- Records for this exercise -
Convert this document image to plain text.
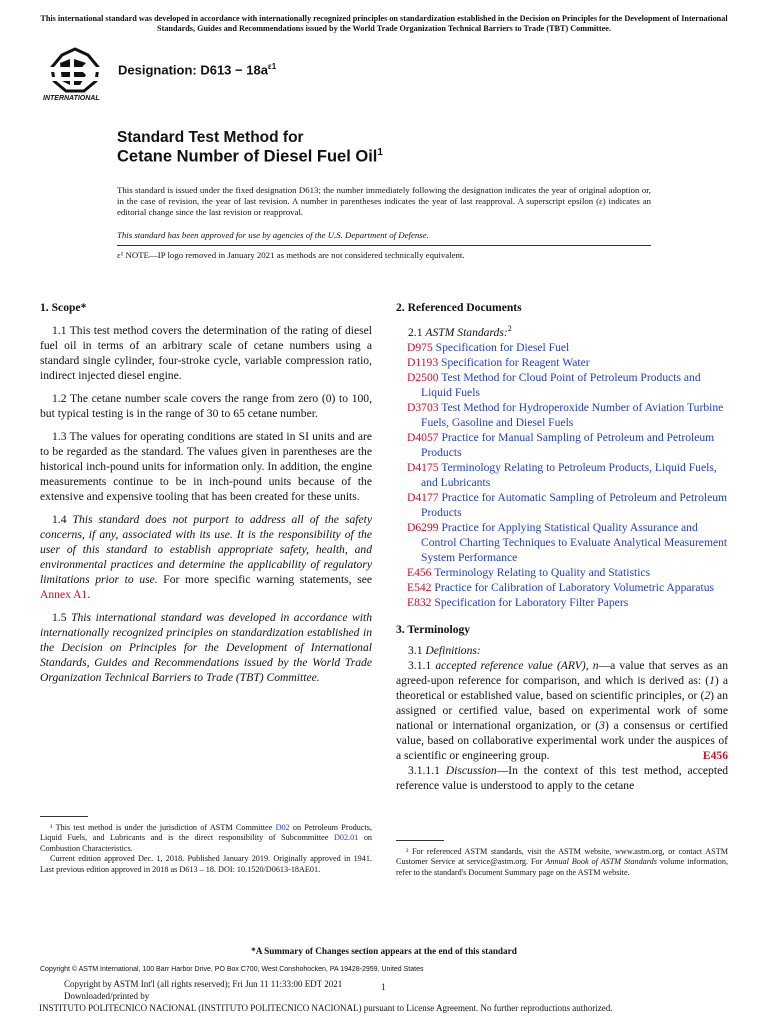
This international standard was developed in accordance with internationally recognized principles on standardization established in the Decision on Principles for the Development of International Standards, Guides and Recommendations issued by the World Trade Organization Technical Barriers to Trade (TBT) Committee.
INTERNATIONAL
Designation: $D613 - 18a^{\varepsilon 1}$
Standard Test Method for
Cetane Number of Diesel Fuel Oil$^1$
This standard is issued under the fixed designation D613; the number immediately following the designation indicates the year of original adoption or, in the case of revision, the year of last revision. A number in parentheses indicates the year of last reapproval. A superscript epsilon (ε) indicates an editorial change since the last revision or reapproval.
This standard has been approved for use by agencies of the U.S. Department of Defense.
ε¹ NOTE—IP logo removed in January 2021 as methods are not considered technically equivalent.
1. Scope*

1.1 This test method covers the determination of the rating of diesel fuel oil in terms of an arbitrary scale of cetane numbers using a standard single cylinder, four-stroke cycle, variable compression ratio, indirect injected diesel engine.

1.2 The cetane number scale covers the range from zero (0) to 100, but typical testing is in the range of 30 to 65 cetane number.

1.3 The values for operating conditions are stated in SI units and are to be regarded as the standard. The values given in parentheses are the historical inch-pound units for information only. In addition, the engine measurements continue to be in inch-pound units because of the extensive and expensive tooling that has been created for these units.

1.4 This standard does not purport to address all of the safety concerns, if any, associated with its use. It is the responsibility of the user of this standard to establish appropriate safety, health, and environmental practices and determine the applicability of regulatory limitations prior to use. For more specific warning statements, see Annex A1.

1.5 This international standard was developed in accordance with internationally recognized principles on standardization established in the Decision on Principles for the Development of International Standards, Guides and Recommendations issued by the World Trade Organization Technical Barriers to Trade (TBT) Committee.

¹ This test method is under the jurisdiction of ASTM Committee D02 on Petroleum Products, Liquid Fuels, and Lubricants and is the direct responsibility of Subcommittee D02.01 on Combustion Characteristics.
Current edition approved Dec. 1, 2018. Published January 2019. Originally approved in 1941. Last previous edition approved in 2018 as D613 – 18. DOI: 10.1520/D0613-18AE01.
2. Referenced Documents
2.1 ASTM Standards:$^2$

D975 Specification for Diesel Fuel

D1193 Specification for Reagent Water

D2500 Test Method for Cloud Point of Petroleum Products and Liquid Fuels

D3703 Test Method for Hydroperoxide Number of Aviation Turbine Fuels, Gasoline and Diesel Fuels

D4057 Practice for Manual Sampling of Petroleum and Petroleum Products

D4175 Terminology Relating to Petroleum Products, Liquid Fuels, and Lubricants

D4177 Practice for Automatic Sampling of Petroleum and Petroleum Products

D6299 Practice for Applying Statistical Quality Assurance and Control Charting Techniques to Evaluate Analytical Measurement System Performance

E456 Terminology Relating to Quality and Statistics

E542 Practice for Calibration of Laboratory Volumetric Apparatus

E832 Specification for Laboratory Filter Papers

3. Terminology
3.1 Definitions:

3.1.1 accepted reference value (ARV), n—a value that serves as an agreed-upon reference for comparison, and which is derived as: (1) a theoretical or established value, based on scientific principles, or (2) an assigned or certified value, based on experimental work of some national or international organization, or (3) a consensus or certified value, based on collaborative experimental work under the auspices of a scientific or engineering group.	E456

3.1.1.1 Discussion—In the context of this test method, accepted reference value is understood to apply to the cetane

² For referenced ASTM standards, visit the ASTM website, www.astm.org, or contact ASTM Customer Service at service@astm.org. For Annual Book of ASTM Standards volume information, refer to the standard's Document Summary page on the ASTM website.
*A Summary of Changes section appears at the end of this standard
Copyright © ASTM International, 100 Barr Harbor Drive, PO Box C700, West Conshohocken, PA 19428-2959. United States
Copyright by ASTM Int'l (all rights reserved); Fri Jun 11 11:33:00 EDT 2021
Downloaded/printed by
INSTITUTO POLITECNICO NACIONAL (INSTITUTO POLITECNICO NACIONAL) pursuant to License Agreement. No further reproductions authorized.
1
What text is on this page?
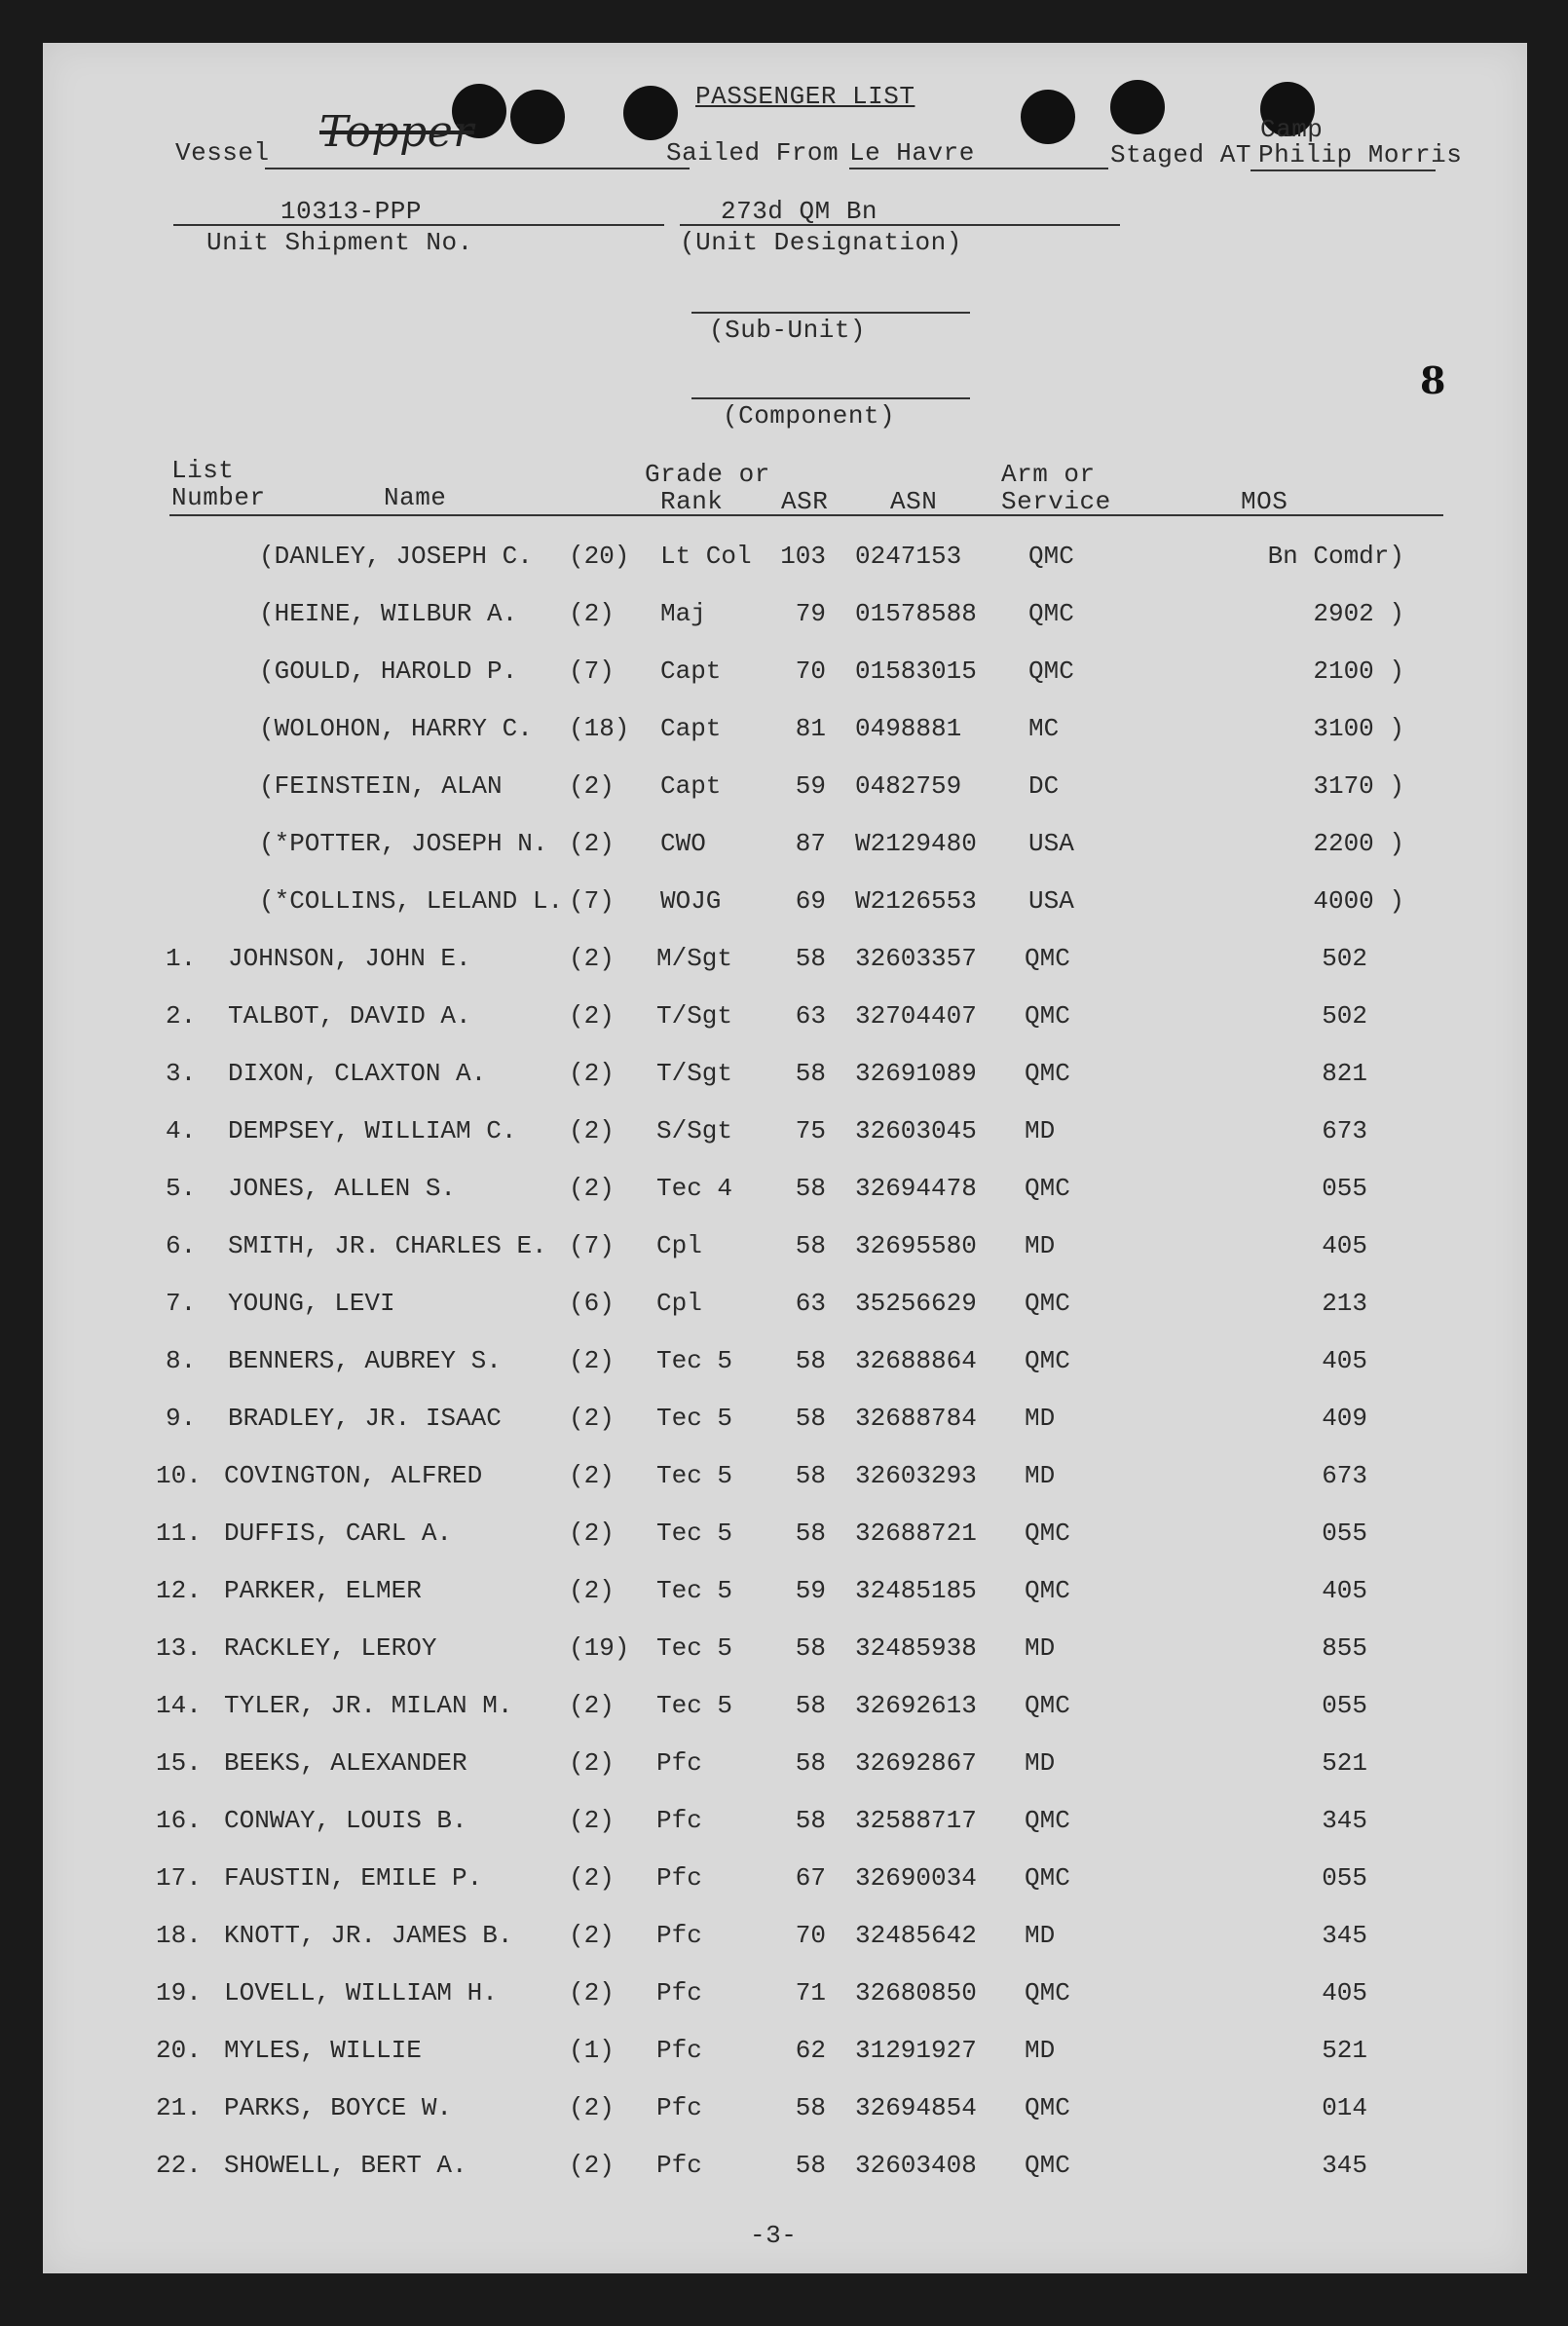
PASSENGER LIST
Vessel Topper	Sailed From Le Havre
Camp
Staged AT Philip Morris
10313-PPP
Unit Shipment No.
273d QM Bn
(Unit Designation)
(Sub-Unit)
(Component)
8
List
Number	Name
Grade or
Rank ASR ASN
Arm or
Service	MOS
(DANLEY, JOSEPH C. (20) Lt Col	103 0247153	QMC	Bn Comdr)
(HEINE, WILBUR A. (2) Maj	79 01578588 QMC	2902 )
(GOULD, HAROLD P. (7) Capt	70 01583015 QMC	2100 )
(WOLOHON, HARRY C. (18) Capt	81 0498881	MC	3100 )
(FEINSTEIN, ALAN	(2) Capt	59 0482759	DC	3170 )
(*POTTER, JOSEPH N. (2) CWO	87 W2129480 USA	2200 )
(*COLLINS, LELAND L. (7) WOJG	69 W2126553 USA	4000 )
1. JOHNSON, JOHN E.	(2) M/Sgt	58 32603357 QMC	502
2. TALBOT, DAVID A.	(2) T/Sgt	63 32704407 QMC	502
3. DIXON, CLAXTON A.	(2) T/Sgt	58 32691089 QMC	821
4. DEMPSEY, WILLIAM C. (2) S/Sgt	75 32603045 MD	673
5. JONES, ALLEN S.	(2) Tec 4	58 32694478 QMC	055
6. SMITH, JR. CHARLES E. (7) Cpl	58 32695580 MD	405
7. YOUNG, LEVI	(6) Cpl	63 35256629 QMC	213
8. BENNERS, AUBREY S.	(2) Tec 5	58 32688864 QMC	405
9. BRADLEY, JR. ISAAC	(2) Tec 5	58 32688784 MD	409
10. COVINGTON, ALFRED	(2) Tec 5	58 32603293 MD	673
11. DUFFIS, CARL A.	(2) Tec 5	58 32688721 QMC	055
12. PARKER, ELMER	(2) Tec 5	59 32485185 QMC	405
13. RACKLEY, LEROY	(19) Tec 5	58 32485938 MD	855
14. TYLER, JR. MILAN M. (2) Tec 5	58 32692613 QMC	055
15. BEEKS, ALEXANDER	(2) Pfc	58 32692867 MD	521
16. CONWAY, LOUIS B.	(2) Pfc	58 32588717 QMC	345
17. FAUSTIN, EMILE P.	(2) Pfc	67 32690034 QMC	055
18. KNOTT, JR. JAMES B. (2) Pfc	70 32485642 MD	345
19. LOVELL, WILLIAM H.	(2) Pfc	71 32680850 QMC	405
20. MYLES, WILLIE	(1) Pfc	62 31291927 MD	521
21. PARKS, BOYCE W.	(2) Pfc	58 32694854 QMC	014
22. SHOWELL, BERT A.	(2) Pfc	58 32603408 QMC	345
-3-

- Task requirements -
An exact transcription of all the entries is required, without the pictures.

- Result -
Convert this document image to plain text.
This international standard was developed in accordance with internationally recognized principles on standardization established in the Decision on Principles for the Development of International Standards, Guides and Recommendations issued by the World Trade Organization Technical Barriers to Trade (TBT) Committee.
INTERNATIONAL
Designation: $D613 - 18a^{\varepsilon 1}$
Standard Test Method for
Cetane Number of Diesel Fuel Oil$^1$
This standard is issued under the fixed designation D613; the number immediately following the designation indicates the year of original adoption or, in the case of revision, the year of last revision. A number in parentheses indicates the year of last reapproval. A superscript epsilon (ε) indicates an editorial change since the last revision or reapproval.
This standard has been approved for use by agencies of the U.S. Department of Defense.
ε¹ NOTE—IP logo removed in January 2021 as methods are not considered technically equivalent.
1. Scope*

1.1 This test method covers the determination of the rating of diesel fuel oil in terms of an arbitrary scale of cetane numbers using a standard single cylinder, four-stroke cycle, variable compression ratio, indirect injected diesel engine.

1.2 The cetane number scale covers the range from zero (0) to 100, but typical testing is in the range of 30 to 65 cetane number.

1.3 The values for operating conditions are stated in SI units and are to be regarded as the standard. The values given in parentheses are the historical inch-pound units for information only. In addition, the engine measurements continue to be in inch-pound units because of the extensive and expensive tooling that has been created for these units.

1.4 This standard does not purport to address all of the safety concerns, if any, associated with its use. It is the responsibility of the user of this standard to establish appropriate safety, health, and environmental practices and determine the applicability of regulatory limitations prior to use. For more specific warning statements, see Annex A1.

1.5 This international standard was developed in accordance with internationally recognized principles on standardization established in the Decision on Principles for the Development of International Standards, Guides and Recommendations issued by the World Trade Organization Technical Barriers to Trade (TBT) Committee.

¹ This test method is under the jurisdiction of ASTM Committee D02 on Petroleum Products, Liquid Fuels, and Lubricants and is the direct responsibility of Subcommittee D02.01 on Combustion Characteristics.
Current edition approved Dec. 1, 2018. Published January 2019. Originally approved in 1941. Last previous edition approved in 2018 as D613 – 18. DOI: 10.1520/D0613-18AE01.
2. Referenced Documents
2.1 ASTM Standards:$^2$

D975 Specification for Diesel Fuel

D1193 Specification for Reagent Water

D2500 Test Method for Cloud Point of Petroleum Products and Liquid Fuels

D3703 Test Method for Hydroperoxide Number of Aviation Turbine Fuels, Gasoline and Diesel Fuels

D4057 Practice for Manual Sampling of Petroleum and Petroleum Products

D4175 Terminology Relating to Petroleum Products, Liquid Fuels, and Lubricants

D4177 Practice for Automatic Sampling of Petroleum and Petroleum Products

D6299 Practice for Applying Statistical Quality Assurance and Control Charting Techniques to Evaluate Analytical Measurement System Performance

E456 Terminology Relating to Quality and Statistics

E542 Practice for Calibration of Laboratory Volumetric Apparatus

E832 Specification for Laboratory Filter Papers

3. Terminology
3.1 Definitions:

3.1.1 accepted reference value (ARV), n—a value that serves as an agreed-upon reference for comparison, and which is derived as: (1) a theoretical or established value, based on scientific principles, or (2) an assigned or certified value, based on experimental work of some national or international organization, or (3) a consensus or certified value, based on collaborative experimental work under the auspices of a scientific or engineering group.	E456

3.1.1.1 Discussion—In the context of this test method, accepted reference value is understood to apply to the cetane

² For referenced ASTM standards, visit the ASTM website, www.astm.org, or contact ASTM Customer Service at service@astm.org. For Annual Book of ASTM Standards volume information, refer to the standard's Document Summary page on the ASTM website.
*A Summary of Changes section appears at the end of this standard
Copyright © ASTM International, 100 Barr Harbor Drive, PO Box C700, West Conshohocken, PA 19428-2959. United States
Copyright by ASTM Int'l (all rights reserved); Fri Jun 11 11:33:00 EDT 2021
Downloaded/printed by
INSTITUTO POLITECNICO NACIONAL (INSTITUTO POLITECNICO NACIONAL) pursuant to License Agreement. No further reproductions authorized.
1
What text is on this page?
PASSENGER LIST
Vessel Topper	Sailed From Le Havre
Camp
Staged AT Philip Morris
10313-PPP
Unit Shipment No.
273d QM Bn
(Unit Designation)
(Sub-Unit)
(Component)
8
List
Number	Name
Grade or
Rank ASR ASN
Arm or
Service	MOS
(DANLEY, JOSEPH C. (20) Lt Col	103 0247153	QMC	Bn Comdr)
(HEINE, WILBUR A. (2) Maj	79 01578588 QMC	2902 )
(GOULD, HAROLD P. (7) Capt	70 01583015 QMC	2100 )
(WOLOHON, HARRY C. (18) Capt	81 0498881	MC	3100 )
(FEINSTEIN, ALAN	(2) Capt	59 0482759	DC	3170 )
(*POTTER, JOSEPH N. (2) CWO	87 W2129480 USA	2200 )
(*COLLINS, LELAND L. (7) WOJG	69 W2126553 USA	4000 )
1. JOHNSON, JOHN E.	(2) M/Sgt	58 32603357 QMC	502
2. TALBOT, DAVID A.	(2) T/Sgt	63 32704407 QMC	502
3. DIXON, CLAXTON A.	(2) T/Sgt	58 32691089 QMC	821
4. DEMPSEY, WILLIAM C. (2) S/Sgt	75 32603045 MD	673
5. JONES, ALLEN S.	(2) Tec 4	58 32694478 QMC	055
6. SMITH, JR. CHARLES E. (7) Cpl	58 32695580 MD	405
7. YOUNG, LEVI	(6) Cpl	63 35256629 QMC	213
8. BENNERS, AUBREY S.	(2) Tec 5	58 32688864 QMC	405
9. BRADLEY, JR. ISAAC	(2) Tec 5	58 32688784 MD	409
10. COVINGTON, ALFRED	(2) Tec 5	58 32603293 MD	673
11. DUFFIS, CARL A.	(2) Tec 5	58 32688721 QMC	055
12. PARKER, ELMER	(2) Tec 5	59 32485185 QMC	405
13. RACKLEY, LEROY	(19) Tec 5	58 32485938 MD	855
14. TYLER, JR. MILAN M. (2) Tec 5	58 32692613 QMC	055
15. BEEKS, ALEXANDER	(2) Pfc	58 32692867 MD	521
16. CONWAY, LOUIS B.	(2) Pfc	58 32588717 QMC	345
17. FAUSTIN, EMILE P.	(2) Pfc	67 32690034 QMC	055
18. KNOTT, JR. JAMES B. (2) Pfc	70 32485642 MD	345
19. LOVELL, WILLIAM H.	(2) Pfc	71 32680850 QMC	405
20. MYLES, WILLIE	(1) Pfc	62 31291927 MD	521
21. PARKS, BOYCE W.	(2) Pfc	58 32694854 QMC	014
22. SHOWELL, BERT A.	(2) Pfc	58 32603408 QMC	345
-3-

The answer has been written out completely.